── RECORDS SHOWN

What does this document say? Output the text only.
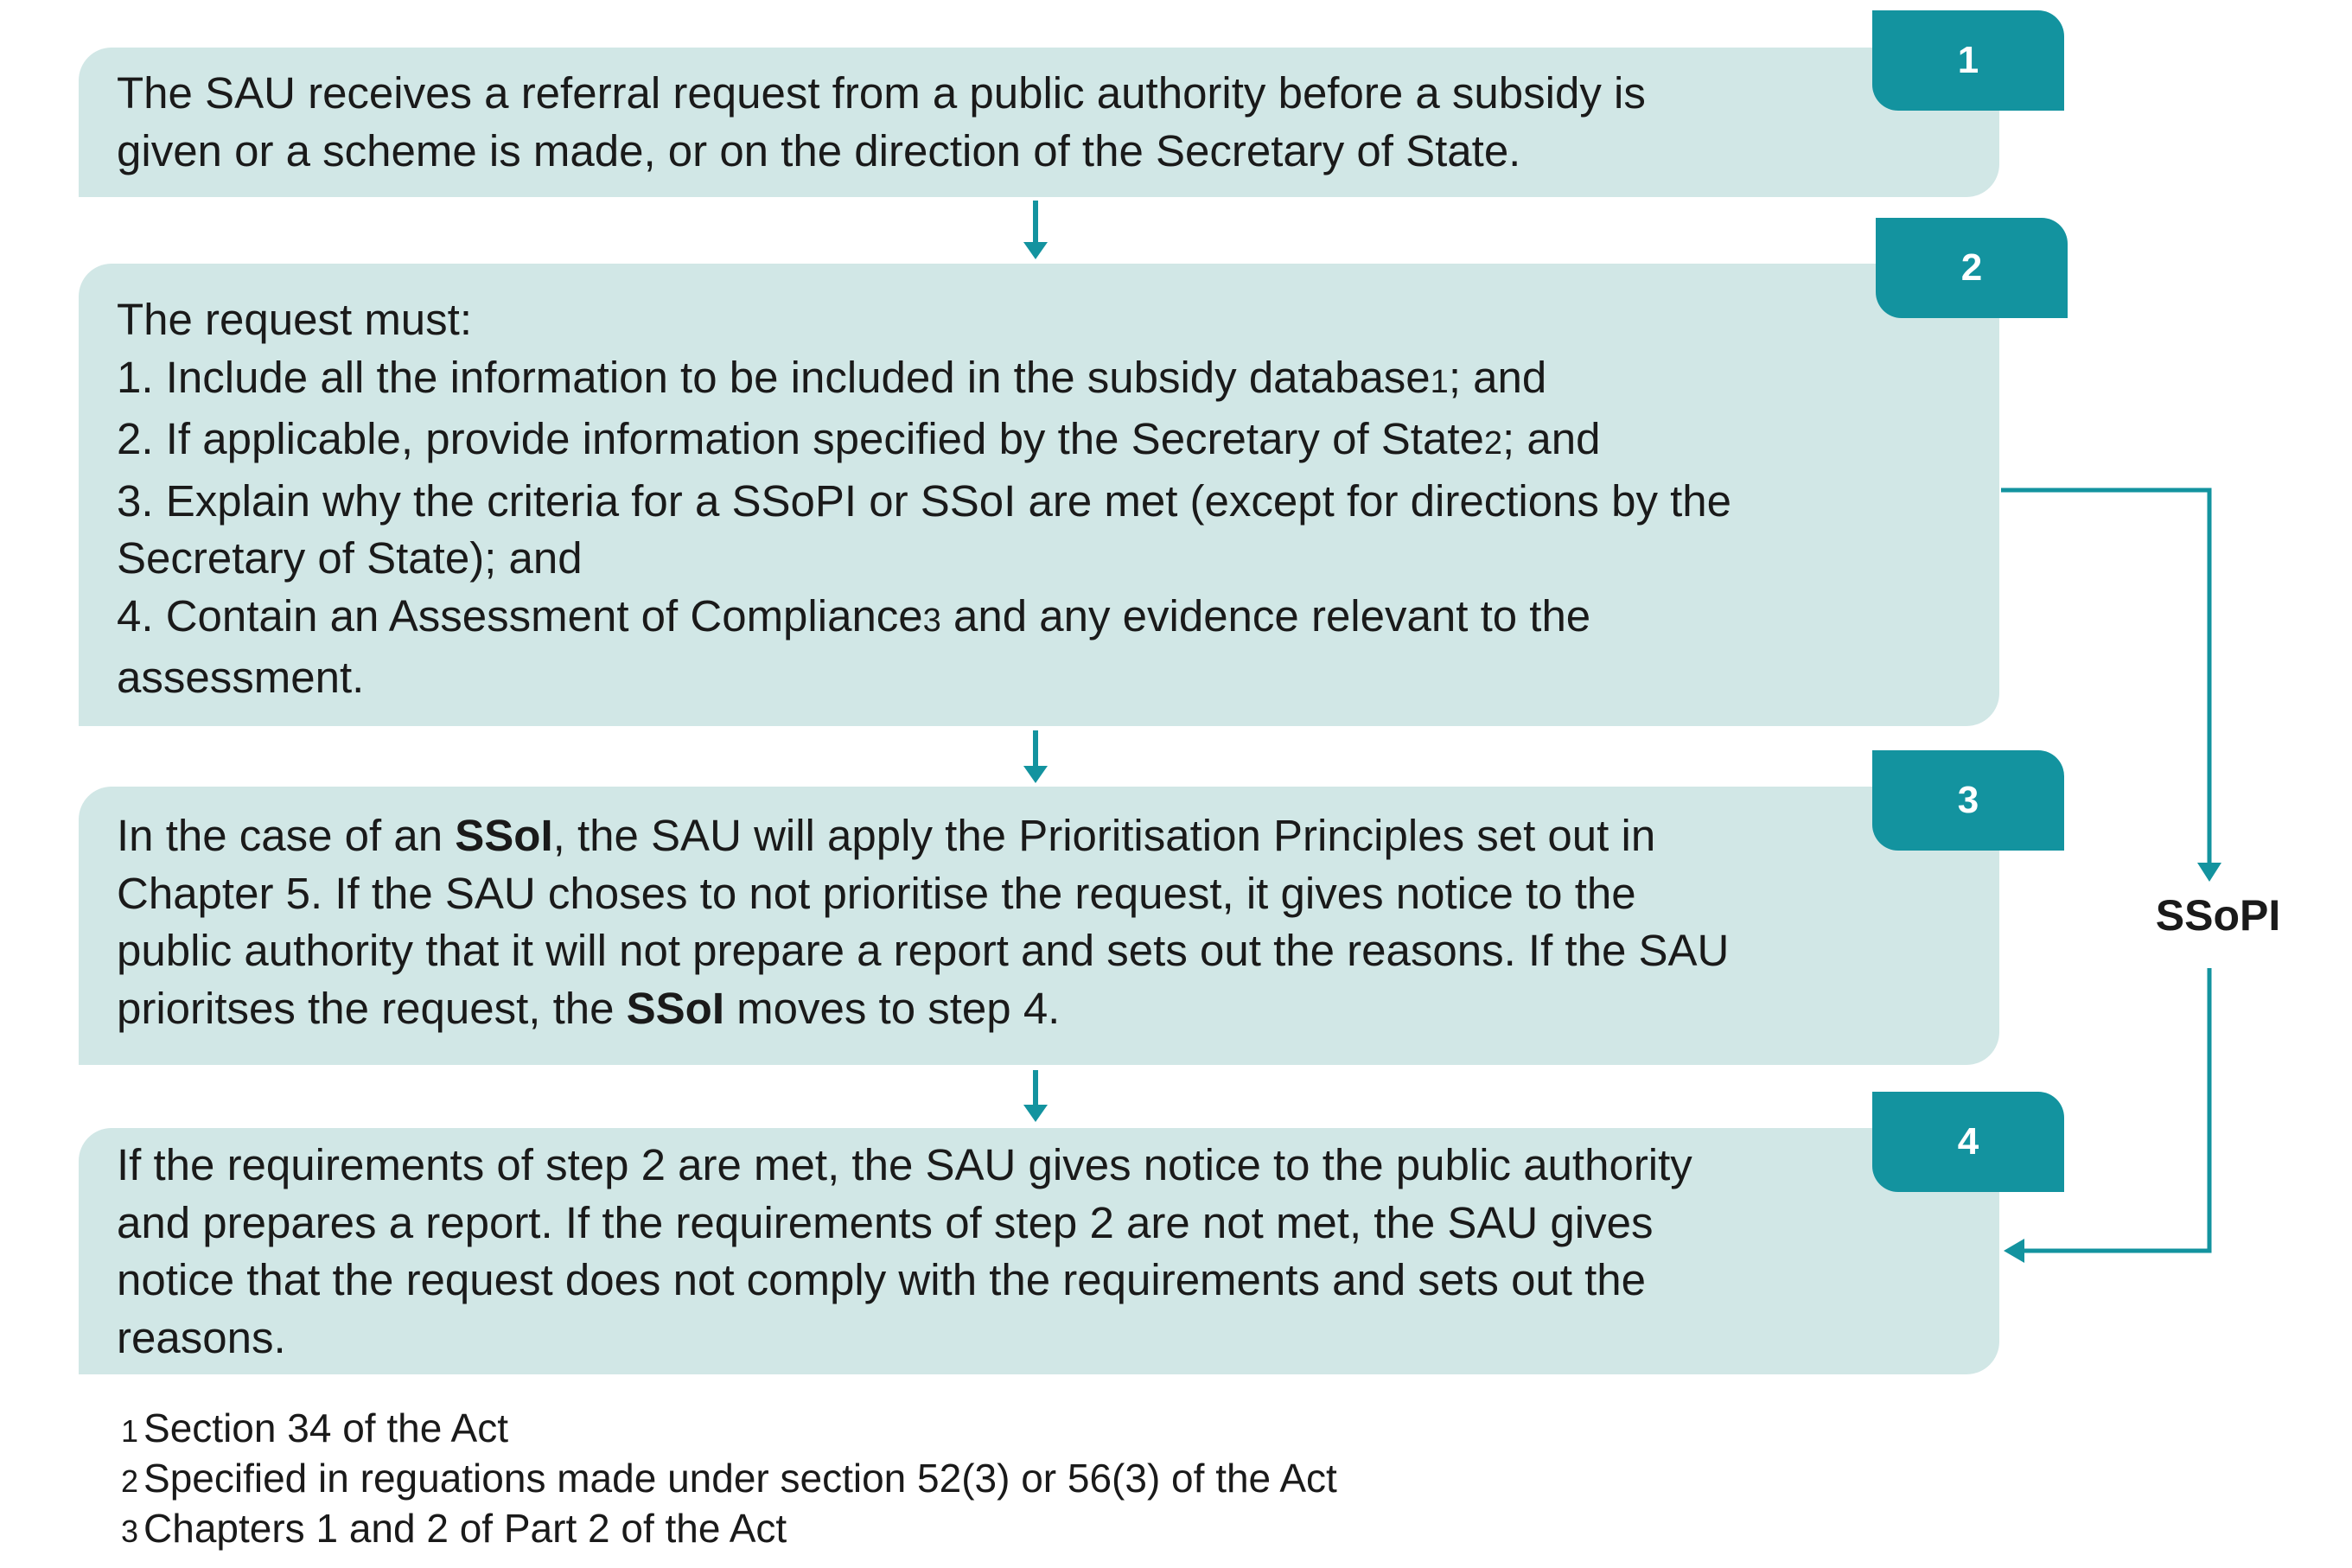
The SAU receives a referral request from a public authority before a subsidy is

given or a scheme is made, or on the direction of the Secretary of State.

1

The request must:

1. Include all the information to be included in the subsidy database1; and

2. If applicable, provide information specified by the Secretary of State2; and

3. Explain why the criteria for a SSoPI or SSoI are met (except for directions by the

Secretary of State); and

4. Contain an Assessment of Compliance3 and any evidence relevant to the

assessment.

2

In the case of an SSoI, the SAU will apply the Prioritisation Principles set out in

Chapter 5. If the SAU choses to not prioritise the request, it gives notice to the

public authority that it will not prepare a report and sets out the reasons. If the SAU

prioritses the request, the SSoI moves to step 4.

3

If the requirements of step 2 are met, the SAU gives notice to the public authority

and prepares a report. If the requirements of step 2 are not met, the SAU gives

notice that the request does not comply with the requirements and sets out the

reasons.

4
SSoPI
1 Section 34 of the Act
2 Specified in reguations made under section 52(3) or 56(3) of the Act
3 Chapters 1 and 2 of Part 2 of the Act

────

Show the lines from the data above that contain the string "gives".

Chapter 5. If the SAU choses to not prioritise the request, it gives notice to the
If the requirements of step 2 are met, the SAU gives notice to the public authority
and prepares a report. If the requirements of step 2 are not met, the SAU gives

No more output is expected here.